Retype the listing that follows, exactly as written.

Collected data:
-*-*-

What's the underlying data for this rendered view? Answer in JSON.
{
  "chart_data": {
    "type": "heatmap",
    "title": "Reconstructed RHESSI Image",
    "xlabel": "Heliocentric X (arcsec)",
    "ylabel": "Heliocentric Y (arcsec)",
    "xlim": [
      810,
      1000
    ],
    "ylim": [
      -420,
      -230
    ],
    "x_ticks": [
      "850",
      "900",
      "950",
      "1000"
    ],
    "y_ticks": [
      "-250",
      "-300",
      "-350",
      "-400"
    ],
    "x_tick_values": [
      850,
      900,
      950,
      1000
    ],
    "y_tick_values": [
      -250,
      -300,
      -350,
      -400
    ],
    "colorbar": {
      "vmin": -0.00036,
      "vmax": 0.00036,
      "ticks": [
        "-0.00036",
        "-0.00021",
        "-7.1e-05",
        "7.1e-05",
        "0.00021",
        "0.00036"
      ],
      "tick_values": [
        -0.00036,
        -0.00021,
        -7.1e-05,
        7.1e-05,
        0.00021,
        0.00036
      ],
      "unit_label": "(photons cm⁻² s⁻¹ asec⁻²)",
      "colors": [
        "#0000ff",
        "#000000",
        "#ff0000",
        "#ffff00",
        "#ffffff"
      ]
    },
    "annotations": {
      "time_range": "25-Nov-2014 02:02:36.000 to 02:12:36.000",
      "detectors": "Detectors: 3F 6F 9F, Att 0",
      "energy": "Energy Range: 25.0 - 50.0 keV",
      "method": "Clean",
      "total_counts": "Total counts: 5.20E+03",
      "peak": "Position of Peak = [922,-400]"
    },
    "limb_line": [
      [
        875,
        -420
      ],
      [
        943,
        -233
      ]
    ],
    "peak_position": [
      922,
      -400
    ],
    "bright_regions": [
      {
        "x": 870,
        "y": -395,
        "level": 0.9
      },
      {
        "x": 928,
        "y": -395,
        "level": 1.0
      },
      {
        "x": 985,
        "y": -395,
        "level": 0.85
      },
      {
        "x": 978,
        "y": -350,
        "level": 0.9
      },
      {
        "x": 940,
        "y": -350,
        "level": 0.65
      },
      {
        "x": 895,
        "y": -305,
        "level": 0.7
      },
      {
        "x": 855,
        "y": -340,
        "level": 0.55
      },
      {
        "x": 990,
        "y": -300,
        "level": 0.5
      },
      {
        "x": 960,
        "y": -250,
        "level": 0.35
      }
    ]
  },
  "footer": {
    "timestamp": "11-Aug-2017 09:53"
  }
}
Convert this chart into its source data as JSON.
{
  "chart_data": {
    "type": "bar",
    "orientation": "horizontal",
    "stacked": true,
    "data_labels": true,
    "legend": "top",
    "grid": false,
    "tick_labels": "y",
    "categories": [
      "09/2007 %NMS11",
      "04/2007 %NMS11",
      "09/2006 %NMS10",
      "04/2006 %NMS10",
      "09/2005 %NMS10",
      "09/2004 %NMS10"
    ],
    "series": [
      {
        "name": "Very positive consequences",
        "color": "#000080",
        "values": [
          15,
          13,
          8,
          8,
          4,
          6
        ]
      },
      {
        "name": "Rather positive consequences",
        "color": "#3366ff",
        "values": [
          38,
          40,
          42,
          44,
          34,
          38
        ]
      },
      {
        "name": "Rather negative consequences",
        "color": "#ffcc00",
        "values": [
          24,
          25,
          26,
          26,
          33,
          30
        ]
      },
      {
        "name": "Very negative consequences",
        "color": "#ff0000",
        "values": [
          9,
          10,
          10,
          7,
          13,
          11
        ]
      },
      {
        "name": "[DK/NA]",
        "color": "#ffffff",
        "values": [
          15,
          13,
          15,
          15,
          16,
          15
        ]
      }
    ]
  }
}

-*-*-

Answer for this exercise:
What's the underlying data for this rendered view? Answer in JSON.
{
  "chart_data": {
    "type": "heatmap",
    "title": "Reconstructed RHESSI Image",
    "xlabel": "Heliocentric X (arcsec)",
    "ylabel": "Heliocentric Y (arcsec)",
    "xlim": [
      810,
      1000
    ],
    "ylim": [
      -420,
      -230
    ],
    "x_ticks": [
      "850",
      "900",
      "950",
      "1000"
    ],
    "y_ticks": [
      "-250",
      "-300",
      "-350",
      "-400"
    ],
    "x_tick_values": [
      850,
      900,
      950,
      1000
    ],
    "y_tick_values": [
      -250,
      -300,
      -350,
      -400
    ],
    "colorbar": {
      "vmin": -0.00036,
      "vmax": 0.00036,
      "ticks": [
        "-0.00036",
        "-0.00021",
        "-7.1e-05",
        "7.1e-05",
        "0.00021",
        "0.00036"
      ],
      "tick_values": [
        -0.00036,
        -0.00021,
        -7.1e-05,
        7.1e-05,
        0.00021,
        0.00036
      ],
      "unit_label": "(photons cm⁻² s⁻¹ asec⁻²)",
      "colors": [
        "#0000ff",
        "#000000",
        "#ff0000",
        "#ffff00",
        "#ffffff"
      ]
    },
    "annotations": {
      "time_range": "25-Nov-2014 02:02:36.000 to 02:12:36.000",
      "detectors": "Detectors: 3F 6F 9F, Att 0",
      "energy": "Energy Range: 25.0 - 50.0 keV",
      "method": "Clean",
      "total_counts": "Total counts: 5.20E+03",
      "peak": "Position of Peak = [922,-400]"
    },
    "limb_line": [
      [
        875,
        -420
      ],
      [
        943,
        -233
      ]
    ],
    "peak_position": [
      922,
      -400
    ],
    "bright_regions": [
      {
        "x": 870,
        "y": -395,
        "level": 0.9
      },
      {
        "x": 928,
        "y": -395,
        "level": 1.0
      },
      {
        "x": 985,
        "y": -395,
        "level": 0.85
      },
      {
        "x": 978,
        "y": -350,
        "level": 0.9
      },
      {
        "x": 940,
        "y": -350,
        "level": 0.65
      },
      {
        "x": 895,
        "y": -305,
        "level": 0.7
      },
      {
        "x": 855,
        "y": -340,
        "level": 0.55
      },
      {
        "x": 990,
        "y": -300,
        "level": 0.5
      },
      {
        "x": 960,
        "y": -250,
        "level": 0.35
      }
    ]
  },
  "footer": {
    "timestamp": "11-Aug-2017 09:53"
  }
}
Convert this chart into its source data as JSON.
{
  "chart_data": {
    "type": "bar",
    "orientation": "horizontal",
    "stacked": true,
    "data_labels": true,
    "legend": "top",
    "grid": false,
    "tick_labels": "y",
    "categories": [
      "09/2007 %NMS11",
      "04/2007 %NMS11",
      "09/2006 %NMS10",
      "04/2006 %NMS10",
      "09/2005 %NMS10",
      "09/2004 %NMS10"
    ],
    "series": [
      {
        "name": "Very positive consequences",
        "color": "#000080",
        "values": [
          15,
          13,
          8,
          8,
          4,
          6
        ]
      },
      {
        "name": "Rather positive consequences",
        "color": "#3366ff",
        "values": [
          38,
          40,
          42,
          44,
          34,
          38
        ]
      },
      {
        "name": "Rather negative consequences",
        "color": "#ffcc00",
        "values": [
          24,
          25,
          26,
          26,
          33,
          30
        ]
      },
      {
        "name": "Very negative consequences",
        "color": "#ff0000",
        "values": [
          9,
          10,
          10,
          7,
          13,
          11
        ]
      },
      {
        "name": "[DK/NA]",
        "color": "#ffffff",
        "values": [
          15,
          13,
          15,
          15,
          16,
          15
        ]
      }
    ]
  }
}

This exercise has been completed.